Direction |
Copy out all lines in the data below containing the string "text".

(A run of records)
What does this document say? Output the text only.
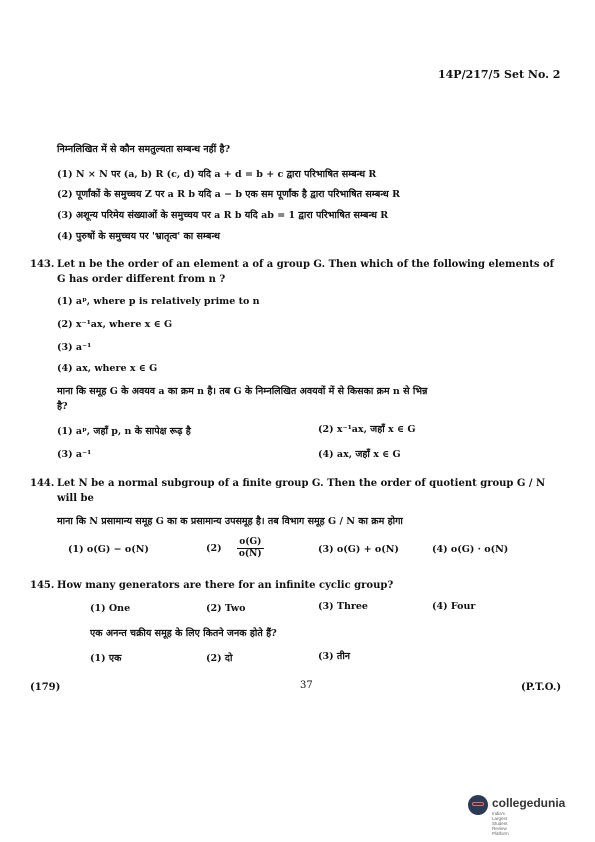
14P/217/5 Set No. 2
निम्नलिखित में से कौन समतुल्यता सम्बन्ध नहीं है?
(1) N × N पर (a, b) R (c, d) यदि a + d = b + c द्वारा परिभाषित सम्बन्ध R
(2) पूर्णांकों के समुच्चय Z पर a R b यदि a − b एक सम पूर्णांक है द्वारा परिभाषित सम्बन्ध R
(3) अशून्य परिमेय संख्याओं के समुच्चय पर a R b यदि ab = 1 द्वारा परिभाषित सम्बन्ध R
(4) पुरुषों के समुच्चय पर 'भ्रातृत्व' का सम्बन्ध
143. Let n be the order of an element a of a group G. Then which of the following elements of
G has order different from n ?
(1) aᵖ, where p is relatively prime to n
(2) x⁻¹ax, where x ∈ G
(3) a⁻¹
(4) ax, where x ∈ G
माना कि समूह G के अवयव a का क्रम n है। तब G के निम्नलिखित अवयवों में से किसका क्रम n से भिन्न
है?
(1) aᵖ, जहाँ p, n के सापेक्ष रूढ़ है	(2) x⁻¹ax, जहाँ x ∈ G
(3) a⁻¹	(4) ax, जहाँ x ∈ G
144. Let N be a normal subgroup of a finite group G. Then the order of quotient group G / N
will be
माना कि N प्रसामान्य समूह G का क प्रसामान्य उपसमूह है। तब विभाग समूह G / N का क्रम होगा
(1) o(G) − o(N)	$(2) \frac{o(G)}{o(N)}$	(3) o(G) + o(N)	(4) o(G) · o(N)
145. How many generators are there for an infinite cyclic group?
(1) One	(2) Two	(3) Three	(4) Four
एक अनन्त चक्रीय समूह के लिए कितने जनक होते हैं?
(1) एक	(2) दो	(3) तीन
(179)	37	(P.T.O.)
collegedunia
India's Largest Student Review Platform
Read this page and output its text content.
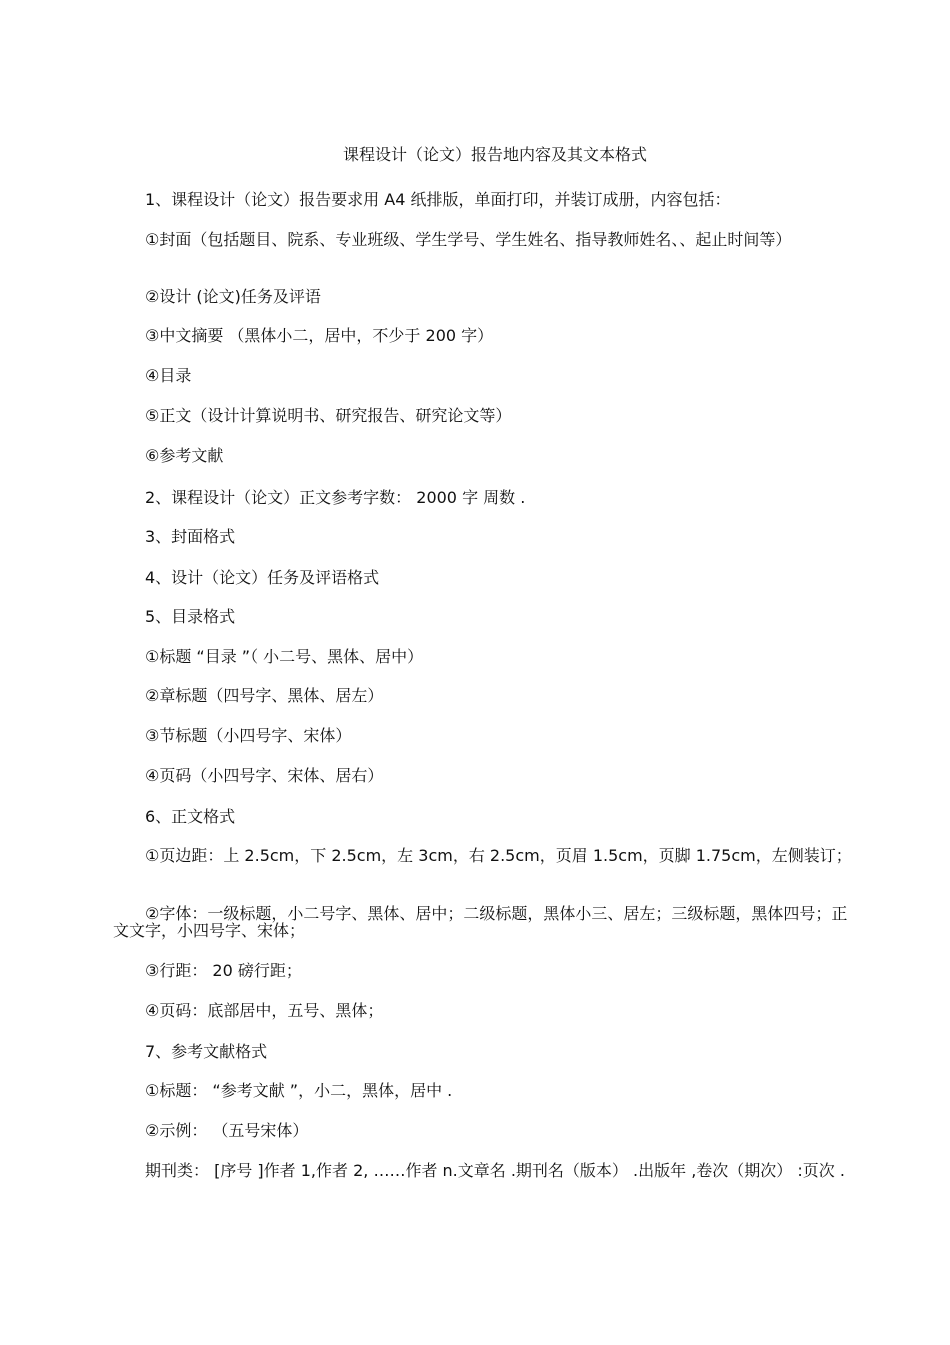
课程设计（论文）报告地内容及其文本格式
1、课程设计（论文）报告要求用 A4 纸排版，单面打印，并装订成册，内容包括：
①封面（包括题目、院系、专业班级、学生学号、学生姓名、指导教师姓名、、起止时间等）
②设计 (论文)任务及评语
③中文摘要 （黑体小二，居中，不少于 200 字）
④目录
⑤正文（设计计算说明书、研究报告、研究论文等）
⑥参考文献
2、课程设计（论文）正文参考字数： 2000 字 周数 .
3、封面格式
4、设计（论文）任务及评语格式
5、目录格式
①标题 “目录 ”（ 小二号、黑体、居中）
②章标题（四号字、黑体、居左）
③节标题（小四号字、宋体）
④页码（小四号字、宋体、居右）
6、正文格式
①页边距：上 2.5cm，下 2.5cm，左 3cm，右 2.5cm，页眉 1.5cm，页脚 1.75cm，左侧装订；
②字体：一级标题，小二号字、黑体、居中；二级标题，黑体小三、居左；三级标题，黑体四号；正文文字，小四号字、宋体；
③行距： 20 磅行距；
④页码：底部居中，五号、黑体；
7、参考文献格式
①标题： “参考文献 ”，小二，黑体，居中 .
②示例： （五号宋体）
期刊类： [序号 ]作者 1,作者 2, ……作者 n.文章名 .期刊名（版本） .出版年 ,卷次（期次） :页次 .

Task response |
What does this document say? Output the text only.
Read this page and output its text content.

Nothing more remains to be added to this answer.